## Aim of the exercise
Below are entries. Pull out all lines containing "JSON".

## Provided records
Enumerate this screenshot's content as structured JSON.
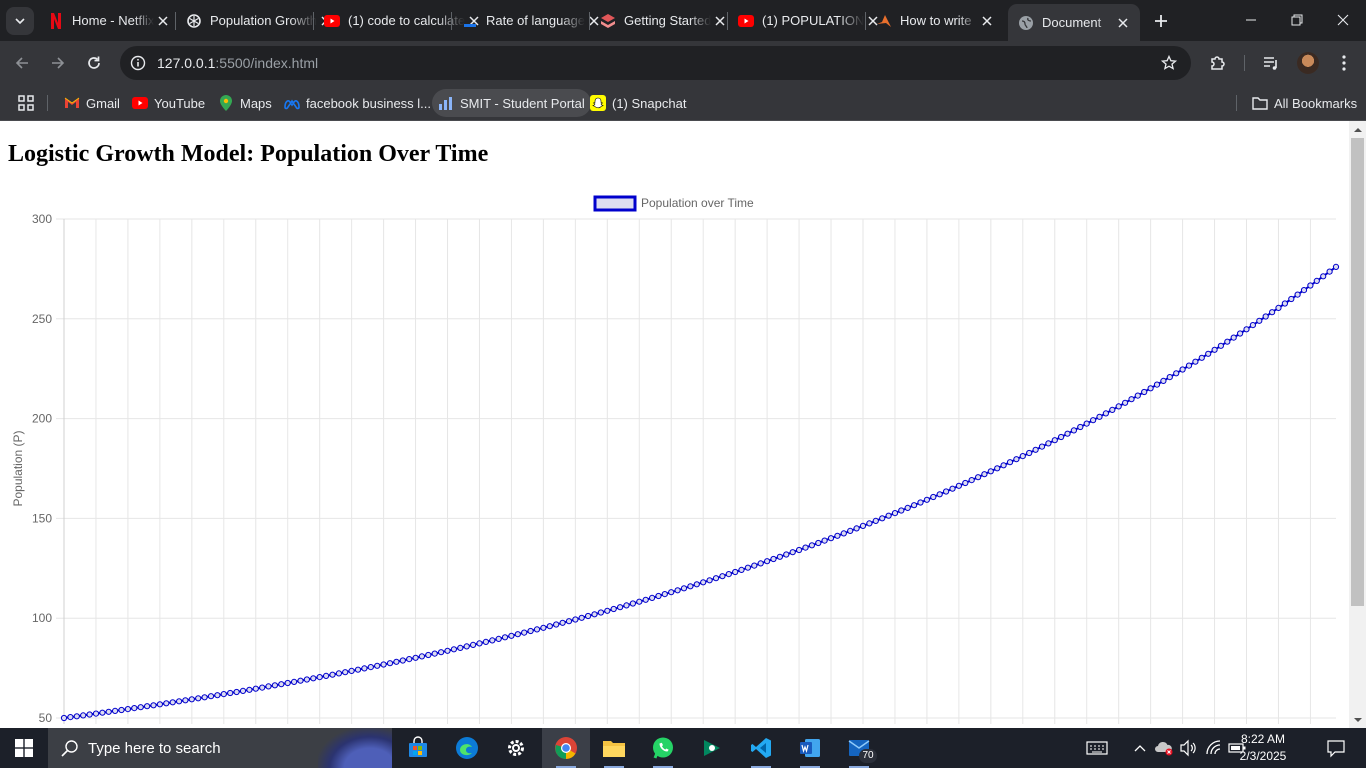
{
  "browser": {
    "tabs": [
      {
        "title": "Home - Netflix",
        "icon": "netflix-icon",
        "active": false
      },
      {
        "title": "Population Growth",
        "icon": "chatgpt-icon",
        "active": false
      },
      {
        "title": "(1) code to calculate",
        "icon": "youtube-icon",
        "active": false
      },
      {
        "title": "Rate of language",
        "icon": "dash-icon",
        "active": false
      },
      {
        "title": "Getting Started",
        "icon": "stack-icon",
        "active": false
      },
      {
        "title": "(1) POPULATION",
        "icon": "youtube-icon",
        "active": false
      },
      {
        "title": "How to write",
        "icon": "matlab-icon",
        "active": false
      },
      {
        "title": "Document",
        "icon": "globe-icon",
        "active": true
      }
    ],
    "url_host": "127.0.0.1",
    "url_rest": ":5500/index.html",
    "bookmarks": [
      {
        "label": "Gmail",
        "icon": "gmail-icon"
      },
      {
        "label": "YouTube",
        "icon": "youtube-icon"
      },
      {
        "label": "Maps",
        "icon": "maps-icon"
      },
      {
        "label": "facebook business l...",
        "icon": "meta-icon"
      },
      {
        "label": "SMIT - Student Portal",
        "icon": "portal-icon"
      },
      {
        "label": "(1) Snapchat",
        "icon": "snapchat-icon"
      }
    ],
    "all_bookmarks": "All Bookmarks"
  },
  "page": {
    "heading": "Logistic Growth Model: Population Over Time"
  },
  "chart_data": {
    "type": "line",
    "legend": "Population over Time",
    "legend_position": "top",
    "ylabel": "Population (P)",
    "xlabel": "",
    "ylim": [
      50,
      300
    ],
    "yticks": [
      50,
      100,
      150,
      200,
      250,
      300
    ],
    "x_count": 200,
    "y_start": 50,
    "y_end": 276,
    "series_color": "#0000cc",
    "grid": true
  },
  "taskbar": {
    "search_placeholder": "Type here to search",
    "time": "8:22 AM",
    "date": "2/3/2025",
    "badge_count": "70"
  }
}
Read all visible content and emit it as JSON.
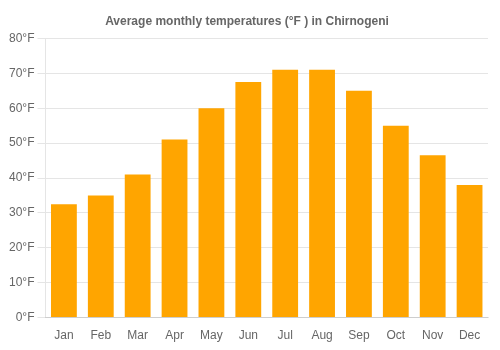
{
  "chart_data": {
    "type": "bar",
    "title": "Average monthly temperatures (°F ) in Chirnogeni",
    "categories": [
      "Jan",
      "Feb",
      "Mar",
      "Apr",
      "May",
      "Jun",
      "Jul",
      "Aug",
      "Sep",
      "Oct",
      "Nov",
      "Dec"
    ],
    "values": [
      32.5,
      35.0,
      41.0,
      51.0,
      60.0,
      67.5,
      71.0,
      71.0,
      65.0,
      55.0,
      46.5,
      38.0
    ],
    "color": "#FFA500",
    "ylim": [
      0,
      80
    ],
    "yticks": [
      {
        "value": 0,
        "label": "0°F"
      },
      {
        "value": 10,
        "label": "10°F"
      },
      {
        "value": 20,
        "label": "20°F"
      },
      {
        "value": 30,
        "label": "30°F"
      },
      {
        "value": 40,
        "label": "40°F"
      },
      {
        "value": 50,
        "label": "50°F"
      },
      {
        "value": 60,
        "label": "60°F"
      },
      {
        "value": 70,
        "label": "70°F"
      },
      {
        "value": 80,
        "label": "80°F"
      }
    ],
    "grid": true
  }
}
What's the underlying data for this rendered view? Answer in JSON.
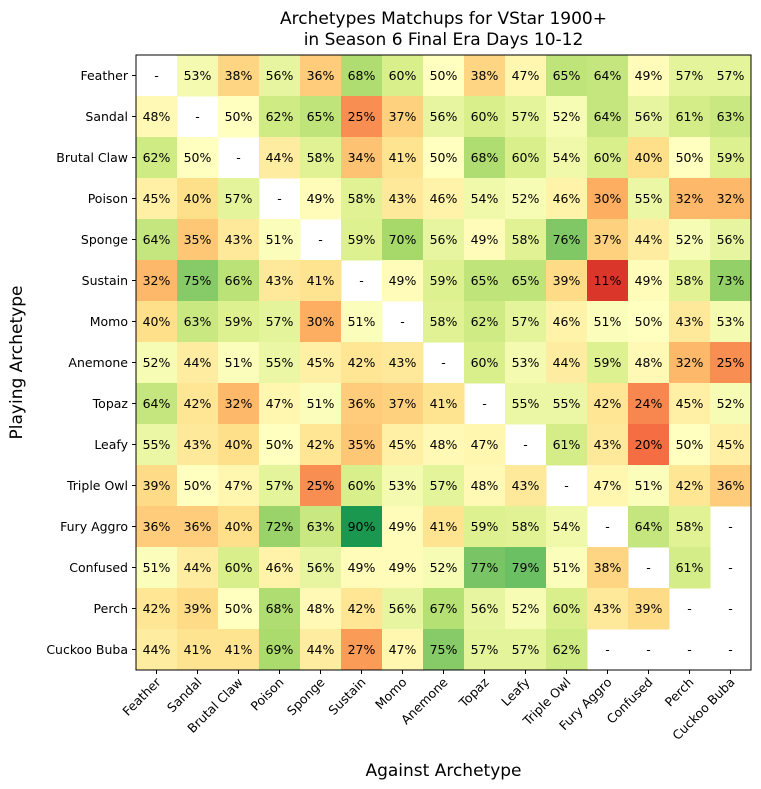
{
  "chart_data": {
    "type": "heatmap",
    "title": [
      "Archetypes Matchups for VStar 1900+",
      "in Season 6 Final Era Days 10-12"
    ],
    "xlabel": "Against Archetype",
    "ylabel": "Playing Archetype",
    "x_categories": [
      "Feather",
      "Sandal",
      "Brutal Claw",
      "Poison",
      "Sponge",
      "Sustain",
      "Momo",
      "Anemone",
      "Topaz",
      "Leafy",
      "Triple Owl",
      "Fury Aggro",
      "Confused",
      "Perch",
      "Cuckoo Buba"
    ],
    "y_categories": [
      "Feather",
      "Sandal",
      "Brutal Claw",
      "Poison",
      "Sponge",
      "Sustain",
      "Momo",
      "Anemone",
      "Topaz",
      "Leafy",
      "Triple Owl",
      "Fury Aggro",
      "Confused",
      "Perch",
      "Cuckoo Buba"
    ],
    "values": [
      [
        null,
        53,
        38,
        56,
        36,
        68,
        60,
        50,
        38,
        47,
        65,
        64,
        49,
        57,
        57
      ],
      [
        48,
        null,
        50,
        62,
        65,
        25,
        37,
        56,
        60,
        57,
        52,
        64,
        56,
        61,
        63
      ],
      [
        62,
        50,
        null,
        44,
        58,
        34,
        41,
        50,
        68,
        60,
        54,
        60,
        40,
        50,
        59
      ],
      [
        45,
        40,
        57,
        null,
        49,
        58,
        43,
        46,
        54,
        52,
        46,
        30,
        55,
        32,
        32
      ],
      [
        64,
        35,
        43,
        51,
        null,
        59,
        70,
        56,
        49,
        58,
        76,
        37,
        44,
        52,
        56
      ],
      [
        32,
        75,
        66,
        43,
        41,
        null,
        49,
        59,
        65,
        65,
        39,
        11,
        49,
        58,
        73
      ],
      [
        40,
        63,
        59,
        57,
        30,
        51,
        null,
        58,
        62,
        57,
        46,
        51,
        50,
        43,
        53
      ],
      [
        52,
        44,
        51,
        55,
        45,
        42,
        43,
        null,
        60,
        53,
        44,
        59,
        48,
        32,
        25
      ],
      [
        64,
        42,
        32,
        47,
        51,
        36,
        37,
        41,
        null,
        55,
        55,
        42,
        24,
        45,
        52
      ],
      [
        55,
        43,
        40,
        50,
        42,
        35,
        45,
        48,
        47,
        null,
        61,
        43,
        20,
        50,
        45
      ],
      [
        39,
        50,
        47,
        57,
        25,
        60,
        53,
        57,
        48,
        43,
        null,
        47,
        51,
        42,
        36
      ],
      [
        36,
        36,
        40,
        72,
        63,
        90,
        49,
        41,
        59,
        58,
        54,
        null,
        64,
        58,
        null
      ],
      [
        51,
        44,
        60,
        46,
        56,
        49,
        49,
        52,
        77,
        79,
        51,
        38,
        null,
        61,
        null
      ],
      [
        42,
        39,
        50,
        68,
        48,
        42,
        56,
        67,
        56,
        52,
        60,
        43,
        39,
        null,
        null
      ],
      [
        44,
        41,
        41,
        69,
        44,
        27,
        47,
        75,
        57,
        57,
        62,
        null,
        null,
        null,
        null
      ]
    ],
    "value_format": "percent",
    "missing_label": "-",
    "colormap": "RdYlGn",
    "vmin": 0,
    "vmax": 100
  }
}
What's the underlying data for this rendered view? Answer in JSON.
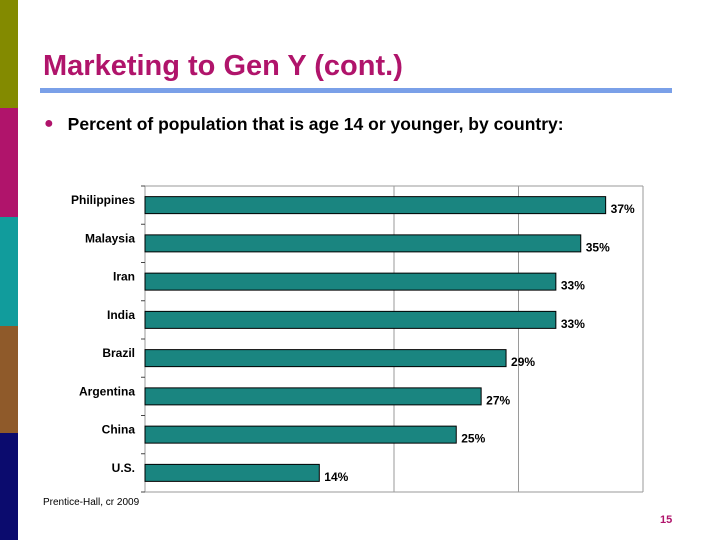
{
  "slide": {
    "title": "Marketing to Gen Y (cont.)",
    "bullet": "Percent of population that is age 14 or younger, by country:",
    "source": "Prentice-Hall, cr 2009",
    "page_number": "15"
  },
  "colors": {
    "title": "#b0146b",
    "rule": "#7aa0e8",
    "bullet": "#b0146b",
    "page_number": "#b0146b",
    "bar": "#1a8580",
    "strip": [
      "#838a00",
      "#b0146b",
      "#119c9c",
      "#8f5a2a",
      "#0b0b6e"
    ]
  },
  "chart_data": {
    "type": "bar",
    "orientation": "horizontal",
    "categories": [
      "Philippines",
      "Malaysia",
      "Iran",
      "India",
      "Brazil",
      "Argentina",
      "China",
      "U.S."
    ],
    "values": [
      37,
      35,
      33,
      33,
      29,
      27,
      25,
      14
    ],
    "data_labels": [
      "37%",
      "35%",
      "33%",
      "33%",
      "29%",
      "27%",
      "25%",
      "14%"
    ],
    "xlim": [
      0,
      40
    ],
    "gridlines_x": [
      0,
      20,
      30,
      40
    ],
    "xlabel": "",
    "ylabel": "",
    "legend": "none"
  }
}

## Task result
Enumerate this screenshot's content as structured JSON.
Read all visible content and emit it as JSON.
What's the underlying data for this rendered view? Answer in JSON.
What's the underlying data for this rendered view? Answer in JSON.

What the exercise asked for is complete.